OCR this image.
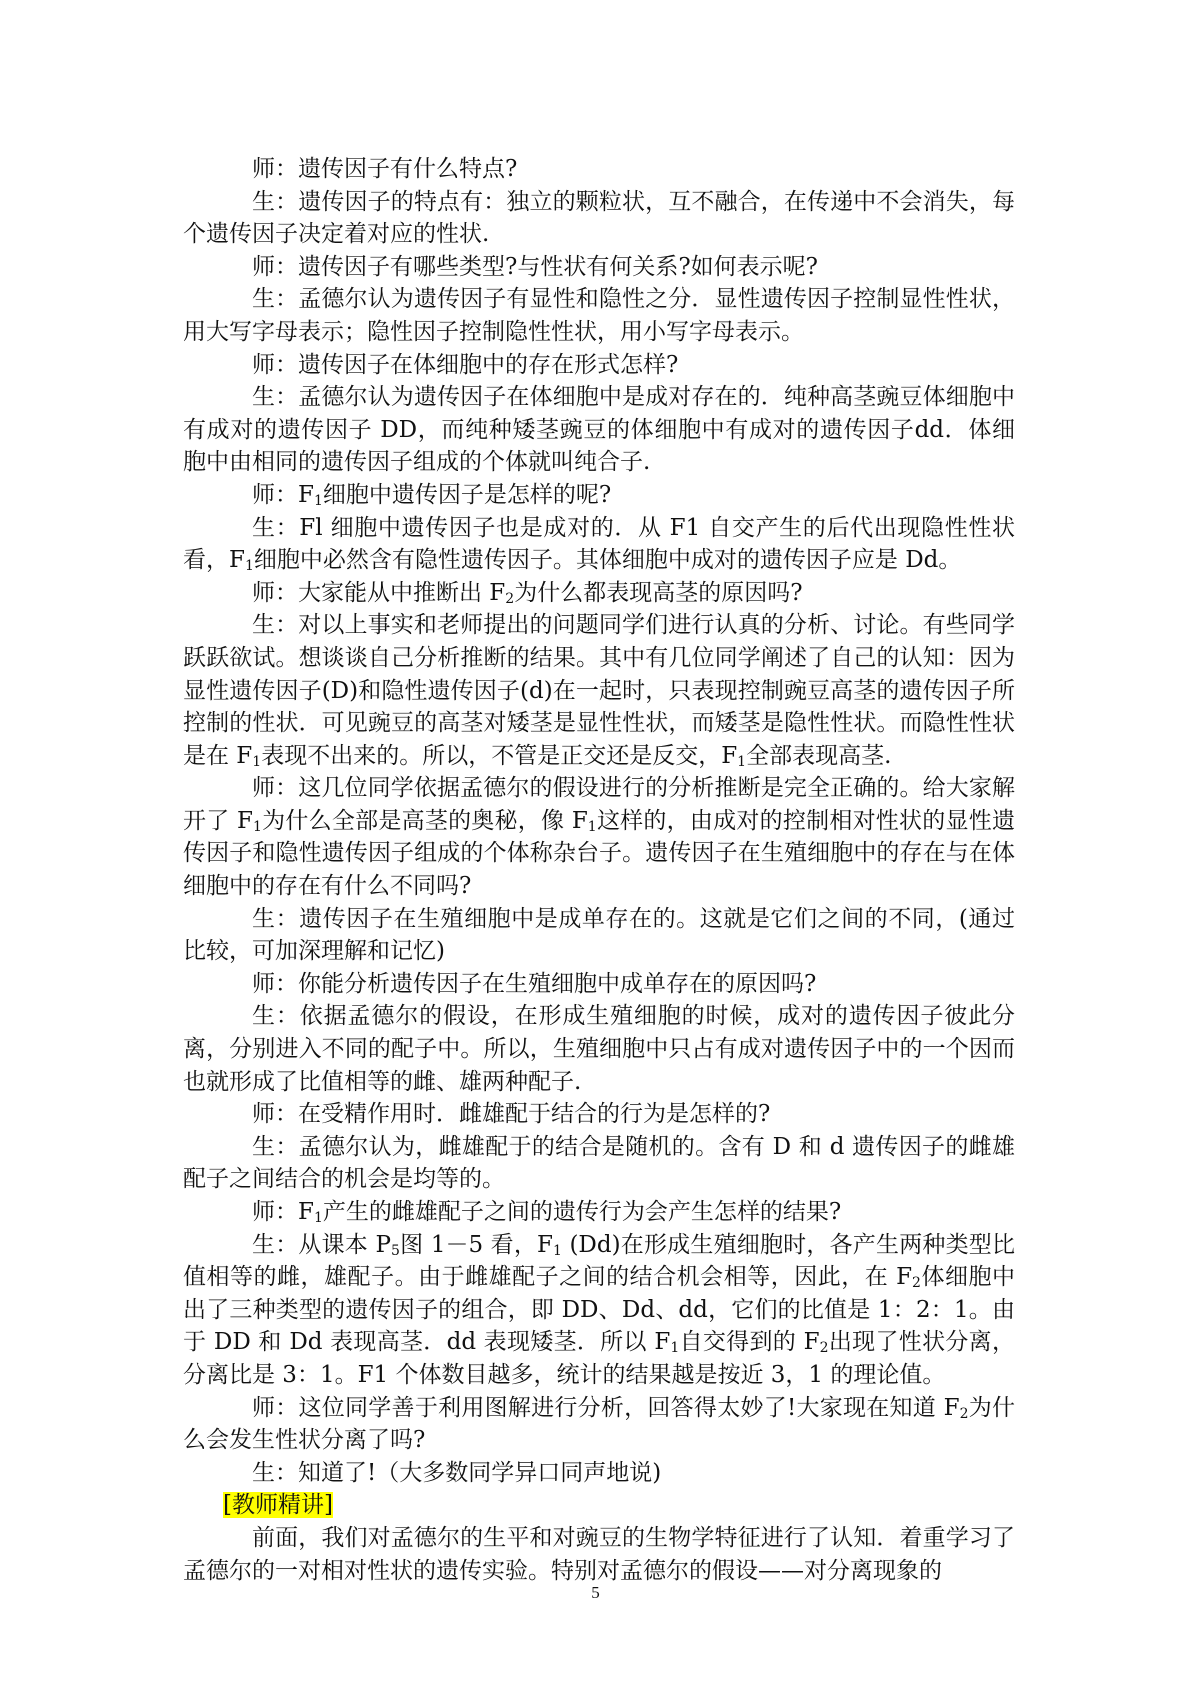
师：遗传因子有什么特点?

生：遗传因子的特点有：独立的颗粒状，互不融合，在传递中不会消失，每个遗传因子决定着对应的性状.

师：遗传因子有哪些类型?与性状有何关系?如何表示呢?

生：孟德尔认为遗传因子有显性和隐性之分．显性遗传因子控制显性性状，用大写字母表示；隐性因子控制隐性性状，用小写字母表示。

师：遗传因子在体细胞中的存在形式怎样?

生：孟德尔认为遗传因子在体细胞中是成对存在的．纯种高茎豌豆体细胞中有成对的遗传因子 DD，而纯种矮茎豌豆的体细胞中有成对的遗传因子dd．体细胞中由相同的遗传因子组成的个体就叫纯合子.

师：$F_1$细胞中遗传因子是怎样的呢?

生：Fl 细胞中遗传因子也是成对的．从 F1 自交产生的后代出现隐性性状看，$F_1$细胞中必然含有隐性遗传因子。其体细胞中成对的遗传因子应是 Dd。

师：大家能从中推断出 $F_2$为什么都表现高茎的原因吗?

生：对以上事实和老师提出的问题同学们进行认真的分析、讨论。有些同学跃跃欲试。想谈谈自己分析推断的结果。其中有几位同学阐述了自己的认知：因为显性遗传因子(D)和隐性遗传因子(d)在一起时，只表现控制豌豆高茎的遗传因子所控制的性状．可见豌豆的高茎对矮茎是显性性状，而矮茎是隐性性状。而隐性性状是在 $F_1$表现不出来的。所以，不管是正交还是反交，$F_1$全部表现高茎.

师：这几位同学依据孟德尔的假设进行的分析推断是完全正确的。给大家解开了 $F_1$为什么全部是高茎的奥秘，像 $F_1$这样的，由成对的控制相对性状的显性遗传因子和隐性遗传因子组成的个体称杂台子。遗传因子在生殖细胞中的存在与在体细胞中的存在有什么不同吗?

生：遗传因子在生殖细胞中是成单存在的。这就是它们之间的不同，(通过比较，可加深理解和记忆)

师：你能分析遗传因子在生殖细胞中成单存在的原因吗?

生：依据孟德尔的假设，在形成生殖细胞的时候，成对的遗传因子彼此分离，分别进入不同的配子中。所以，生殖细胞中只占有成对遗传因子中的一个因而也就形成了比值相等的雌、雄两种配子.

师：在受精作用时．雌雄配于结合的行为是怎样的?

生：孟德尔认为，雌雄配于的结合是随机的。含有 D 和 d 遗传因子的雌雄配子之间结合的机会是均等的。

师：$F_1$产生的雌雄配子之间的遗传行为会产生怎样的结果?

生：从课本 $P_5$图 1－5 看，$F_1$ (Dd)在形成生殖细胞时，各产生两种类型比值相等的雌，雄配子。由于雌雄配子之间的结合机会相等，因此，在 $F_2$体细胞中出了三种类型的遗传因子的组合，即 DD、Dd、dd，它们的比值是 1：2：1。由于 DD 和 Dd 表现高茎．dd 表现矮茎．所以 $F_1$自交得到的 $F_2$出现了性状分离，分离比是 3：1。F1 个体数目越多，统计的结果越是按近 3，1 的理论值。

师：这位同学善于利用图解进行分析，回答得太妙了!大家现在知道 $F_2$为什么会发生性状分离了吗?

生：知道了!（大多数同学异口同声地说)

[教师精讲]

前面，我们对孟德尔的生平和对豌豆的生物学特征进行了认知．着重学习了孟德尔的一对相对性状的遗传实验。特别对孟德尔的假设——对分离现象的

5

━━━━━━━━━━━━━━━━━━━━━━━━━━━━━━

Aim of the task :: Write every record out again exactly; no pictures belong in the copy.

Task answer ::
OCR this image.
师：遗传因子有什么特点?

生：遗传因子的特点有：独立的颗粒状，互不融合，在传递中不会消失，每个遗传因子决定着对应的性状.

师：遗传因子有哪些类型?与性状有何关系?如何表示呢?

生：孟德尔认为遗传因子有显性和隐性之分．显性遗传因子控制显性性状，用大写字母表示；隐性因子控制隐性性状，用小写字母表示。

师：遗传因子在体细胞中的存在形式怎样?

生：孟德尔认为遗传因子在体细胞中是成对存在的．纯种高茎豌豆体细胞中有成对的遗传因子 DD，而纯种矮茎豌豆的体细胞中有成对的遗传因子dd．体细胞中由相同的遗传因子组成的个体就叫纯合子.

师：$F_1$细胞中遗传因子是怎样的呢?

生：Fl 细胞中遗传因子也是成对的．从 F1 自交产生的后代出现隐性性状看，$F_1$细胞中必然含有隐性遗传因子。其体细胞中成对的遗传因子应是 Dd。

师：大家能从中推断出 $F_2$为什么都表现高茎的原因吗?

生：对以上事实和老师提出的问题同学们进行认真的分析、讨论。有些同学跃跃欲试。想谈谈自己分析推断的结果。其中有几位同学阐述了自己的认知：因为显性遗传因子(D)和隐性遗传因子(d)在一起时，只表现控制豌豆高茎的遗传因子所控制的性状．可见豌豆的高茎对矮茎是显性性状，而矮茎是隐性性状。而隐性性状是在 $F_1$表现不出来的。所以，不管是正交还是反交，$F_1$全部表现高茎.

师：这几位同学依据孟德尔的假设进行的分析推断是完全正确的。给大家解开了 $F_1$为什么全部是高茎的奥秘，像 $F_1$这样的，由成对的控制相对性状的显性遗传因子和隐性遗传因子组成的个体称杂台子。遗传因子在生殖细胞中的存在与在体细胞中的存在有什么不同吗?

生：遗传因子在生殖细胞中是成单存在的。这就是它们之间的不同，(通过比较，可加深理解和记忆)

师：你能分析遗传因子在生殖细胞中成单存在的原因吗?

生：依据孟德尔的假设，在形成生殖细胞的时候，成对的遗传因子彼此分离，分别进入不同的配子中。所以，生殖细胞中只占有成对遗传因子中的一个因而也就形成了比值相等的雌、雄两种配子.

师：在受精作用时．雌雄配于结合的行为是怎样的?

生：孟德尔认为，雌雄配于的结合是随机的。含有 D 和 d 遗传因子的雌雄配子之间结合的机会是均等的。

师：$F_1$产生的雌雄配子之间的遗传行为会产生怎样的结果?

生：从课本 $P_5$图 1－5 看，$F_1$ (Dd)在形成生殖细胞时，各产生两种类型比值相等的雌，雄配子。由于雌雄配子之间的结合机会相等，因此，在 $F_2$体细胞中出了三种类型的遗传因子的组合，即 DD、Dd、dd，它们的比值是 1：2：1。由于 DD 和 Dd 表现高茎．dd 表现矮茎．所以 $F_1$自交得到的 $F_2$出现了性状分离，分离比是 3：1。F1 个体数目越多，统计的结果越是按近 3，1 的理论值。

师：这位同学善于利用图解进行分析，回答得太妙了!大家现在知道 $F_2$为什么会发生性状分离了吗?

生：知道了!（大多数同学异口同声地说)

[教师精讲]

前面，我们对孟德尔的生平和对豌豆的生物学特征进行了认知．着重学习了孟德尔的一对相对性状的遗传实验。特别对孟德尔的假设——对分离现象的

5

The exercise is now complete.